◆ Required task
Every line below that mentions the word "base" should be copied out.

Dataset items
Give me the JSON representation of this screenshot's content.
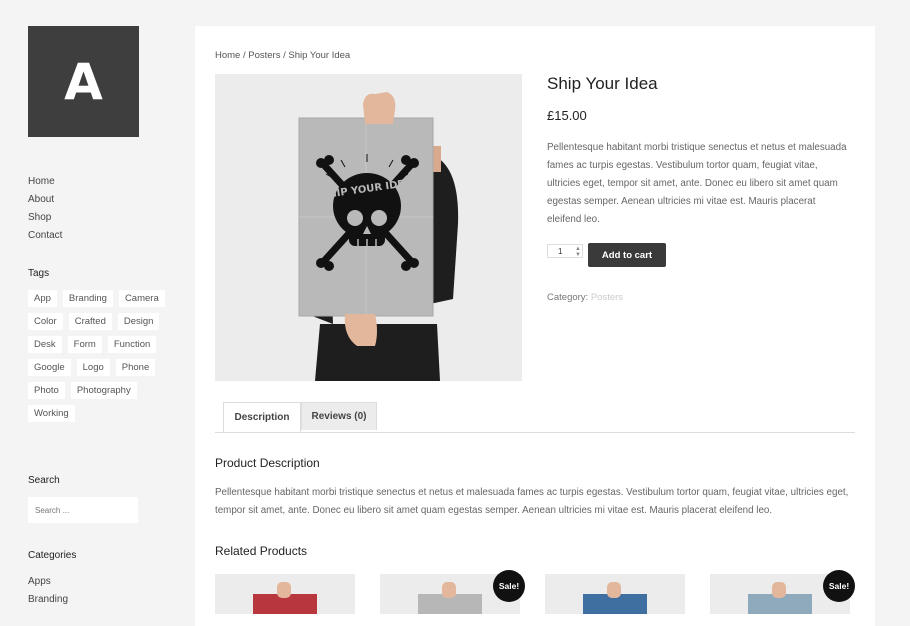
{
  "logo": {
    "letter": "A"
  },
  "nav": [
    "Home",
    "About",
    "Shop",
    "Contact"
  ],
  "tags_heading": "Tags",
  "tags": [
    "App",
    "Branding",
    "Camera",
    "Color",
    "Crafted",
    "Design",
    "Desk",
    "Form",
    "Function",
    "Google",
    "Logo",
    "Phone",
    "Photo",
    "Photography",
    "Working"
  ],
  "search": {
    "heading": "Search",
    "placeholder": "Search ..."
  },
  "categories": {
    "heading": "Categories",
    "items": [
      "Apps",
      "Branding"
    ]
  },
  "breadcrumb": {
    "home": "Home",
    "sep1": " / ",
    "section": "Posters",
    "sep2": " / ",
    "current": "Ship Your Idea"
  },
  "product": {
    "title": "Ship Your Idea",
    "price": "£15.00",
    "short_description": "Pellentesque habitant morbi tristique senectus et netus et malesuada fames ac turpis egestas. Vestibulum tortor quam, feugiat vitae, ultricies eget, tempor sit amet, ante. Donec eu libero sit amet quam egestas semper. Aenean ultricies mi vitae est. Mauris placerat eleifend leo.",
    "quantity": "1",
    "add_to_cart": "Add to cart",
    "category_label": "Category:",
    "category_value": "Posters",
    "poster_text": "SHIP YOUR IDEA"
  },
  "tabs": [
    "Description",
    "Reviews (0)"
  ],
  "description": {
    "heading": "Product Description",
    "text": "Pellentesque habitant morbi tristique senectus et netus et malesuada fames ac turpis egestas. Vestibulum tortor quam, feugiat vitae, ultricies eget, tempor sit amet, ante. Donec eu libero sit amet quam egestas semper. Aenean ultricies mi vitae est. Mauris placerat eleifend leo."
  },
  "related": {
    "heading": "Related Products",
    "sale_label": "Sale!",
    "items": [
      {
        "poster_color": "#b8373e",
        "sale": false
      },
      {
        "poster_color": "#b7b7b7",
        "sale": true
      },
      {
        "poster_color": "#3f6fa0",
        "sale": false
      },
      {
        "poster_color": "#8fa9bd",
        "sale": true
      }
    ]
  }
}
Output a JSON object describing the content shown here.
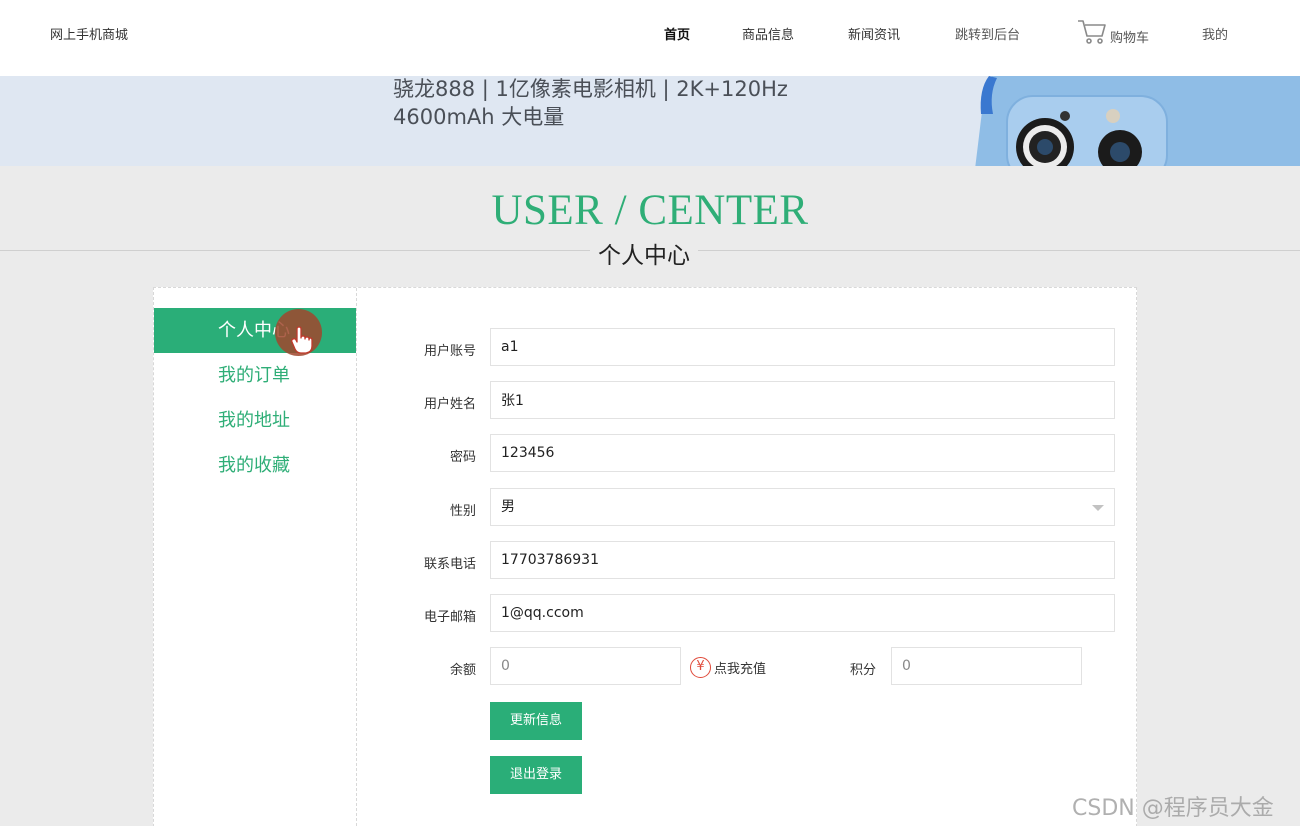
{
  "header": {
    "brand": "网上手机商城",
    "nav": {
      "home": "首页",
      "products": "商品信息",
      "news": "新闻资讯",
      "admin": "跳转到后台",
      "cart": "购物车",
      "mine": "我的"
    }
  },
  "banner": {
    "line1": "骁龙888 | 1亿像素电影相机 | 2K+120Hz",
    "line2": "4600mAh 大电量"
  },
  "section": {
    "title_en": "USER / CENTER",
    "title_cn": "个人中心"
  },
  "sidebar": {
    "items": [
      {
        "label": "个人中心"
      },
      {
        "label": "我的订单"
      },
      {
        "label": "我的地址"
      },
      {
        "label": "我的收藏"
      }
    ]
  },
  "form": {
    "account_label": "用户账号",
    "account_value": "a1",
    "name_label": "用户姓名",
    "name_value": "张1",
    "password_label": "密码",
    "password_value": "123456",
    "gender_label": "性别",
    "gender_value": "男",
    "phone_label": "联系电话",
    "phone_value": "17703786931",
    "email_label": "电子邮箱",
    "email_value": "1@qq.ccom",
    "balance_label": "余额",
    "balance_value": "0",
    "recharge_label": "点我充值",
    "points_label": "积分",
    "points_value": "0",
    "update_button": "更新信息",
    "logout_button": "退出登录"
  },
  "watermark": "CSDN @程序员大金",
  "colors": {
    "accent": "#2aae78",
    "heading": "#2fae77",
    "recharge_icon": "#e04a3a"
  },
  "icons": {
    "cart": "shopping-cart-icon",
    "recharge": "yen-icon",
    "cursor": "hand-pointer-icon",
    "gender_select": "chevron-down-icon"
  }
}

==

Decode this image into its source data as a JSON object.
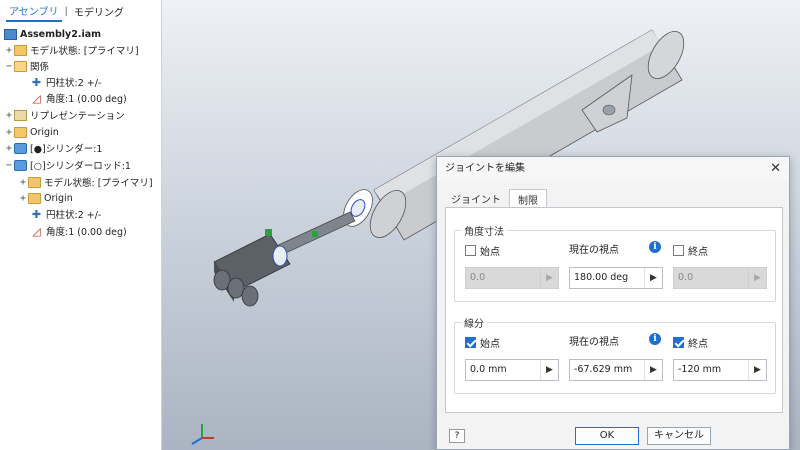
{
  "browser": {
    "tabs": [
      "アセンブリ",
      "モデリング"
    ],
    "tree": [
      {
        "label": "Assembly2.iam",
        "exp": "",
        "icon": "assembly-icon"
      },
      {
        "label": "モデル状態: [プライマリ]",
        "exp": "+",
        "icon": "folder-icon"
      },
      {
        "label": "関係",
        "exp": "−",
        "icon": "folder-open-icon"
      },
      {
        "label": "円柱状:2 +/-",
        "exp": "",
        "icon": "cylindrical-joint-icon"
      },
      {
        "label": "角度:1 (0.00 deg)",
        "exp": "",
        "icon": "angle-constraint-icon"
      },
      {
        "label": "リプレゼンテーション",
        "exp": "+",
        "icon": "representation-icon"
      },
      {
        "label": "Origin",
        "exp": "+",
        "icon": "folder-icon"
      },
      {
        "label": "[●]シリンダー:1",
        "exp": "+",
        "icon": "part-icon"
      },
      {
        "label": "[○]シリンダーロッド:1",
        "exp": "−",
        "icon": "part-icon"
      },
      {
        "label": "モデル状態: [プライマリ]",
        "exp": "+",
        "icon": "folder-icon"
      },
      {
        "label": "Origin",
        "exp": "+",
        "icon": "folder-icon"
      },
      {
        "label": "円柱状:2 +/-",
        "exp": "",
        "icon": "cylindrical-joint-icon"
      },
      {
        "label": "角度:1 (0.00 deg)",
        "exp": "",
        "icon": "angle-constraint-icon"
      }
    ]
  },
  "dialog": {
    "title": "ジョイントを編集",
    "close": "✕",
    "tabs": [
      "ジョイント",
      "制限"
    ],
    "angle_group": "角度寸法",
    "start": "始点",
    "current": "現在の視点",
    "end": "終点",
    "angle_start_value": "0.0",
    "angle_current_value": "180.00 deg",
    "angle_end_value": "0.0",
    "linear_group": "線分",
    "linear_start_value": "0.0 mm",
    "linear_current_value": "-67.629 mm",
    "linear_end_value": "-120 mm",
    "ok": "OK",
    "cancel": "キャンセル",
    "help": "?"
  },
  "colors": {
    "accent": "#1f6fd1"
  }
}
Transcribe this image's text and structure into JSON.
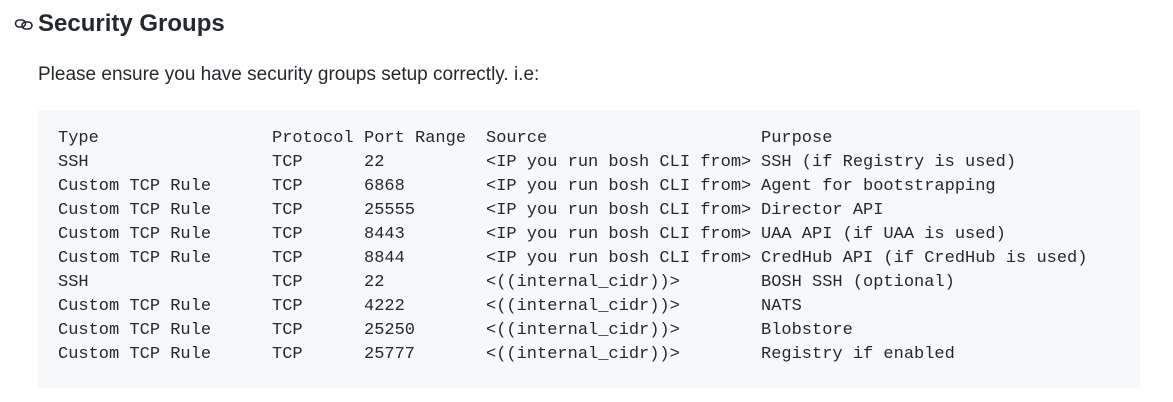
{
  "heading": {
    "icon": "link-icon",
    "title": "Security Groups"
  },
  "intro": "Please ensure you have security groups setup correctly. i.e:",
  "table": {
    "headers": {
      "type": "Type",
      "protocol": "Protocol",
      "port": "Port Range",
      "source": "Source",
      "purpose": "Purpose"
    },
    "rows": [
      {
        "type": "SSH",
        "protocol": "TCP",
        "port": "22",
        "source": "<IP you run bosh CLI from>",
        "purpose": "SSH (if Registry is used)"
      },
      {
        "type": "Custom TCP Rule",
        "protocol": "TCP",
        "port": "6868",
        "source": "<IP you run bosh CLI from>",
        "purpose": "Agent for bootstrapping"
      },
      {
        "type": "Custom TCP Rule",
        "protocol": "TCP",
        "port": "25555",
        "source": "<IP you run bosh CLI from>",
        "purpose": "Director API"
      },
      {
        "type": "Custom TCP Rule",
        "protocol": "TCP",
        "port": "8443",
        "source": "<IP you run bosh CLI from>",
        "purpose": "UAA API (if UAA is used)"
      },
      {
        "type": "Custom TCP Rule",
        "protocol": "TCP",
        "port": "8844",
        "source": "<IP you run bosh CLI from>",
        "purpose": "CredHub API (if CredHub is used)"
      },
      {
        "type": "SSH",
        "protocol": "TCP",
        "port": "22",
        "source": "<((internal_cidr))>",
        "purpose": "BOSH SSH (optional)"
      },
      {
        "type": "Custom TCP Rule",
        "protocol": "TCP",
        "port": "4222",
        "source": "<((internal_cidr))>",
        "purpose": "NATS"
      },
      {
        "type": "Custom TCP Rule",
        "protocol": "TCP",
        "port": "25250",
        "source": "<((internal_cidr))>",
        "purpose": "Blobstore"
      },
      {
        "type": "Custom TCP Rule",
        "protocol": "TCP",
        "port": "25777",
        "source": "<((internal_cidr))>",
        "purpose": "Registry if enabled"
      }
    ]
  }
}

---

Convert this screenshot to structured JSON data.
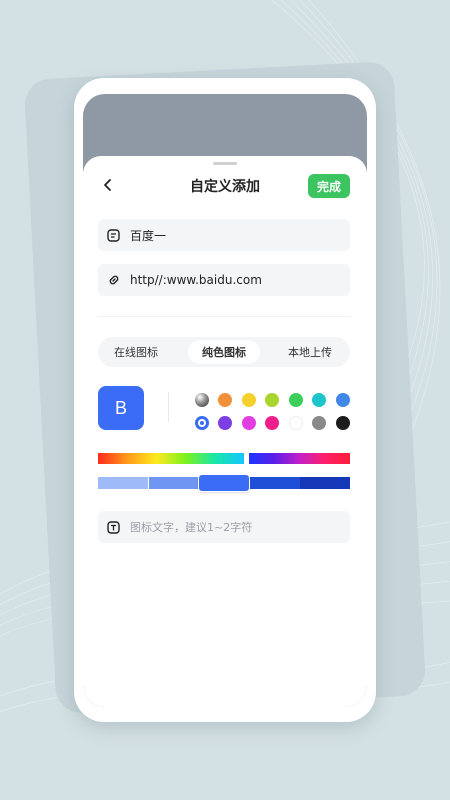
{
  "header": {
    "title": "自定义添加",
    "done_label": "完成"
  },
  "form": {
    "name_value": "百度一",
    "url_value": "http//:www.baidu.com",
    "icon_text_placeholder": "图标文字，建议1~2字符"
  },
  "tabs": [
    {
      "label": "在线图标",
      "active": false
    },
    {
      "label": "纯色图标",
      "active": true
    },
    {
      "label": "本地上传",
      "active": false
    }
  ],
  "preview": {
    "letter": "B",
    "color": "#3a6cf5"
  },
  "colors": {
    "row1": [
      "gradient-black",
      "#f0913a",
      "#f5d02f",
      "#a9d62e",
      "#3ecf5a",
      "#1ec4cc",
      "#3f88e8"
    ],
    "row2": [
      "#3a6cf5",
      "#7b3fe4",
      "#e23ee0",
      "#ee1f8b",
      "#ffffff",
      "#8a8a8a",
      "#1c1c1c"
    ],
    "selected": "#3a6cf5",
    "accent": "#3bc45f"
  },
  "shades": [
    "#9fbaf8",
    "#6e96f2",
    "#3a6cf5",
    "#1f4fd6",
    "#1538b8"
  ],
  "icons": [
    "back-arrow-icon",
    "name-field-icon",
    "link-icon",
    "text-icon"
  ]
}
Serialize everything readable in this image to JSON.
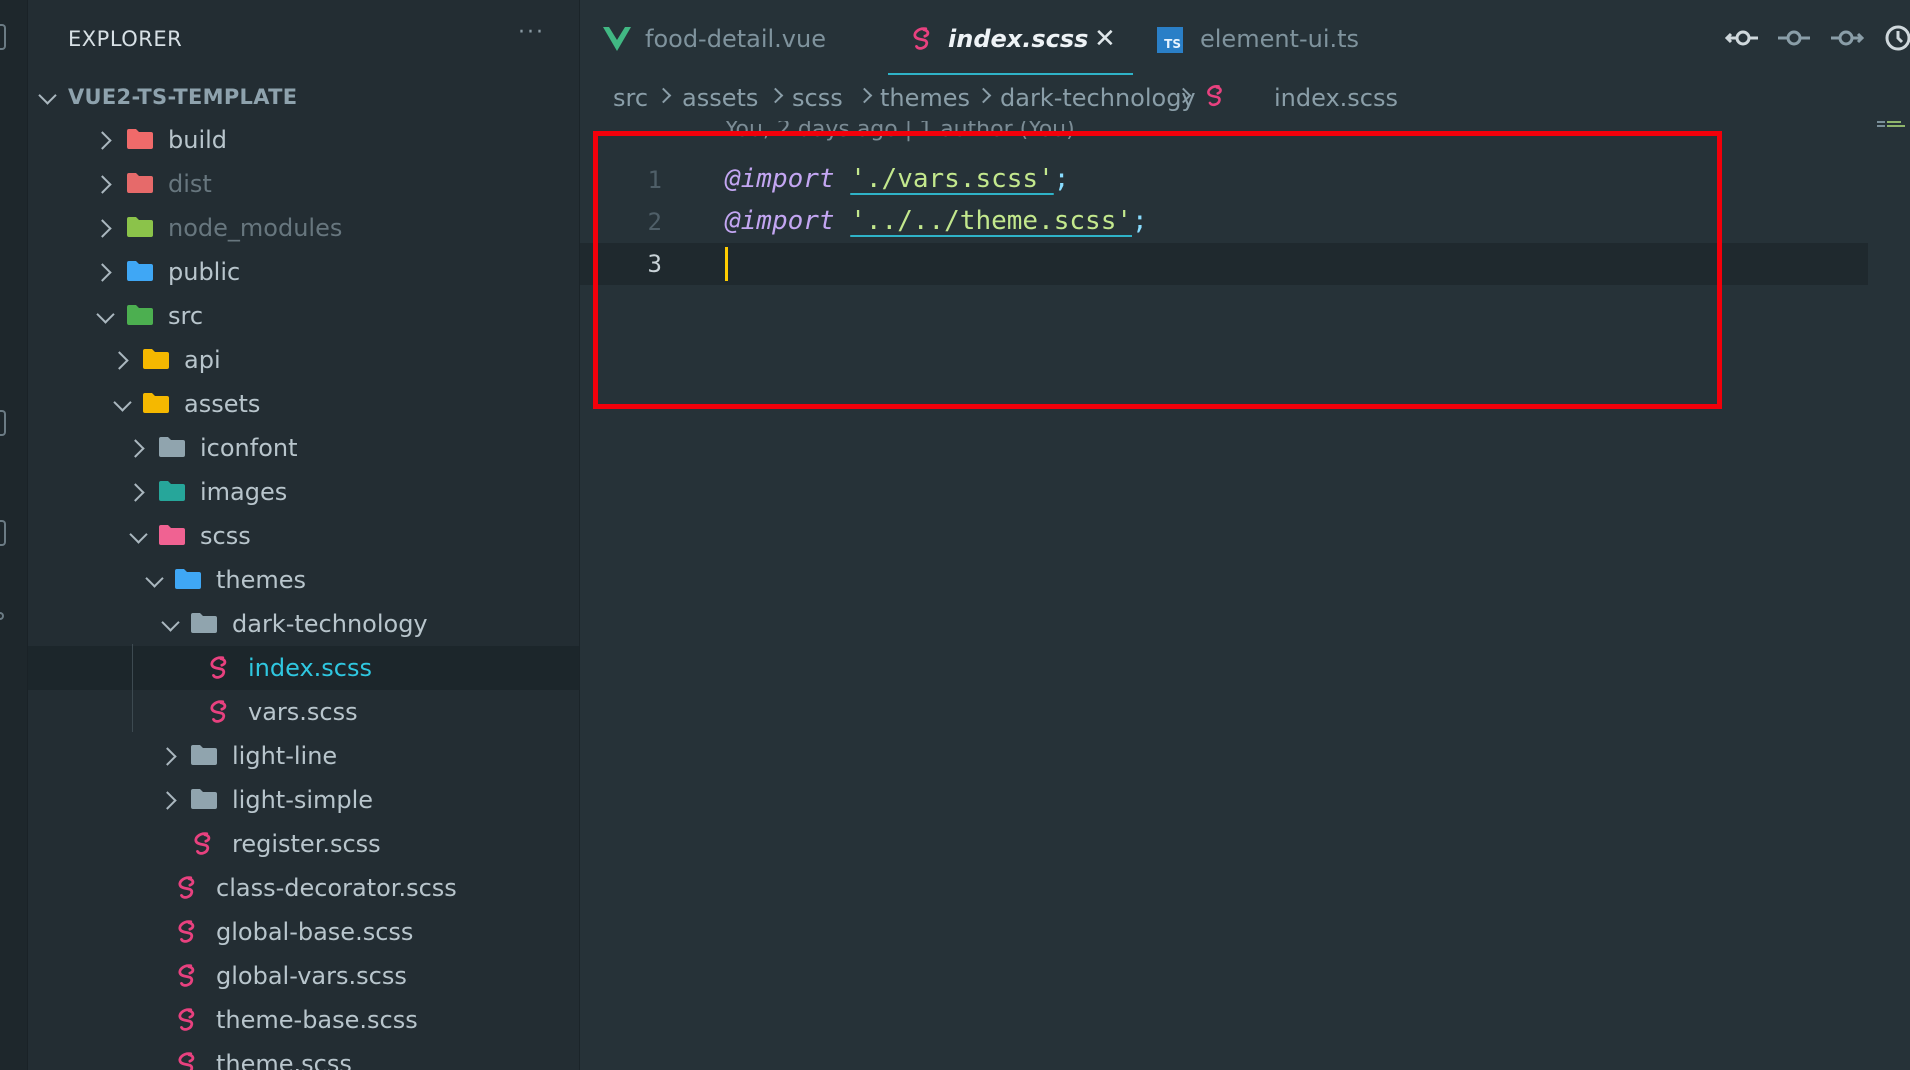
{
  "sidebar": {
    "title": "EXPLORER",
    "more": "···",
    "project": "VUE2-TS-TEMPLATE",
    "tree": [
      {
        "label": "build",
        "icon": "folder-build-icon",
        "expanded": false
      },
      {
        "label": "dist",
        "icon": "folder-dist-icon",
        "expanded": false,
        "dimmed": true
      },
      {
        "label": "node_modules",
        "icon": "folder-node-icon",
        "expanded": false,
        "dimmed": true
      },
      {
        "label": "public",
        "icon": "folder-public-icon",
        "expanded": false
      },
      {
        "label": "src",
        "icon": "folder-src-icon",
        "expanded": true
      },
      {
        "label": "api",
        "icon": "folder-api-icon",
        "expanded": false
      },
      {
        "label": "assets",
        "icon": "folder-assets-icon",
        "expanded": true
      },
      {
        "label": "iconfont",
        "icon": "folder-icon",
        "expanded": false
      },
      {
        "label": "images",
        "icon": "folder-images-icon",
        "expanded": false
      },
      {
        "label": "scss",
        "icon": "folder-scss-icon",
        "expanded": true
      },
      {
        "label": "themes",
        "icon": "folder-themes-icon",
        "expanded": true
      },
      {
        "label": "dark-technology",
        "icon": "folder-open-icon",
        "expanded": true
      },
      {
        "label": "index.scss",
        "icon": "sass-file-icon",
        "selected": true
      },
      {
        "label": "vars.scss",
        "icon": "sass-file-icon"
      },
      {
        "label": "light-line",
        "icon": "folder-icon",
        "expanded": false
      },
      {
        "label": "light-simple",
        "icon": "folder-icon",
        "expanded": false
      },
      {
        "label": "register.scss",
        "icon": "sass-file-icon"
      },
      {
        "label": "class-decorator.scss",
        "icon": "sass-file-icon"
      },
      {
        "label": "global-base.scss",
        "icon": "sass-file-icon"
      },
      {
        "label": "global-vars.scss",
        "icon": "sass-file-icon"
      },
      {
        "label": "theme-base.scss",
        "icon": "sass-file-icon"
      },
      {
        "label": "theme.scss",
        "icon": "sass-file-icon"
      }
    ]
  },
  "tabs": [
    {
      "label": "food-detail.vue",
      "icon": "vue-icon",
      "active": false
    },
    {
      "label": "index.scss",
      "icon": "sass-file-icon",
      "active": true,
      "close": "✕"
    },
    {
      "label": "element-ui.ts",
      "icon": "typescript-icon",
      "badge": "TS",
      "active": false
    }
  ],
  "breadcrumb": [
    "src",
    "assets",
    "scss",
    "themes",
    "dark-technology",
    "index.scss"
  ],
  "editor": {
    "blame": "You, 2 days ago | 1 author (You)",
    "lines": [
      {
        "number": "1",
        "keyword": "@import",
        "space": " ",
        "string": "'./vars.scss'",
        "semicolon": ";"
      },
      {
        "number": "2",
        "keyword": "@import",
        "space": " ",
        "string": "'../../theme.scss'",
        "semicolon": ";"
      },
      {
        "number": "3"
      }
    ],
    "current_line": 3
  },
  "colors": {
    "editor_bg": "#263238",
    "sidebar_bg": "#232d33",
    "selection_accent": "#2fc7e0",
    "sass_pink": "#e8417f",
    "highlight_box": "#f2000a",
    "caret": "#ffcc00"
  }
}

◆ Task answer
        "label": "global-base.scss",
        "label": "theme-base.scss",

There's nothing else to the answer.